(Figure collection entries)
::::::::::

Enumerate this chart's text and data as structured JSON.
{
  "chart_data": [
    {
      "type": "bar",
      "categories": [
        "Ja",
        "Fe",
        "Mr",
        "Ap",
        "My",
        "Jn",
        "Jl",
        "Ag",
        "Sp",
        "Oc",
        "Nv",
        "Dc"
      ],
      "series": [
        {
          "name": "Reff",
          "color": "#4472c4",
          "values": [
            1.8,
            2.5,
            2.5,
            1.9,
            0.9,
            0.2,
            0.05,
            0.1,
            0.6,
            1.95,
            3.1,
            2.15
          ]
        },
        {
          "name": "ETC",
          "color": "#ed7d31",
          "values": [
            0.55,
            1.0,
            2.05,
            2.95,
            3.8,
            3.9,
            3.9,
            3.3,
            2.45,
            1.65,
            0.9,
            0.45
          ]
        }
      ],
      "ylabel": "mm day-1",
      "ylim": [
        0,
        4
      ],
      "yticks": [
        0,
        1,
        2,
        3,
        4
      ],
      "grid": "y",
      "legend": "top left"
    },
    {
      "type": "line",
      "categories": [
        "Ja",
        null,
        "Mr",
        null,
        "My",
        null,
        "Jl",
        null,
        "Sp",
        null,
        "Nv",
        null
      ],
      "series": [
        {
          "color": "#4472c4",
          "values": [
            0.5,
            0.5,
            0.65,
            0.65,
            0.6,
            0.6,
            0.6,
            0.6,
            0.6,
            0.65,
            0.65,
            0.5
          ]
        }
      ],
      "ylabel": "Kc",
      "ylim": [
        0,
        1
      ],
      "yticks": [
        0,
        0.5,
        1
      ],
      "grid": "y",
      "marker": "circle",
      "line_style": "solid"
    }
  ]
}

::::::::::

== GOAL ==
Nothing should be changed: write out all of the data as is.

== SOLUTION FOR THIS TASK ==
Enumerate this chart's text and data as structured JSON.
{
  "chart_data": [
    {
      "type": "bar",
      "categories": [
        "Ja",
        "Fe",
        "Mr",
        "Ap",
        "My",
        "Jn",
        "Jl",
        "Ag",
        "Sp",
        "Oc",
        "Nv",
        "Dc"
      ],
      "series": [
        {
          "name": "Reff",
          "color": "#4472c4",
          "values": [
            1.8,
            2.5,
            2.5,
            1.9,
            0.9,
            0.2,
            0.05,
            0.1,
            0.6,
            1.95,
            3.1,
            2.15
          ]
        },
        {
          "name": "ETC",
          "color": "#ed7d31",
          "values": [
            0.55,
            1.0,
            2.05,
            2.95,
            3.8,
            3.9,
            3.9,
            3.3,
            2.45,
            1.65,
            0.9,
            0.45
          ]
        }
      ],
      "ylabel": "mm day-1",
      "ylim": [
        0,
        4
      ],
      "yticks": [
        0,
        1,
        2,
        3,
        4
      ],
      "grid": "y",
      "legend": "top left"
    },
    {
      "type": "line",
      "categories": [
        "Ja",
        null,
        "Mr",
        null,
        "My",
        null,
        "Jl",
        null,
        "Sp",
        null,
        "Nv",
        null
      ],
      "series": [
        {
          "color": "#4472c4",
          "values": [
            0.5,
            0.5,
            0.65,
            0.65,
            0.6,
            0.6,
            0.6,
            0.6,
            0.6,
            0.65,
            0.65,
            0.5
          ]
        }
      ],
      "ylabel": "Kc",
      "ylim": [
        0,
        1
      ],
      "yticks": [
        0,
        0.5,
        1
      ],
      "grid": "y",
      "marker": "circle",
      "line_style": "solid"
    }
  ]
}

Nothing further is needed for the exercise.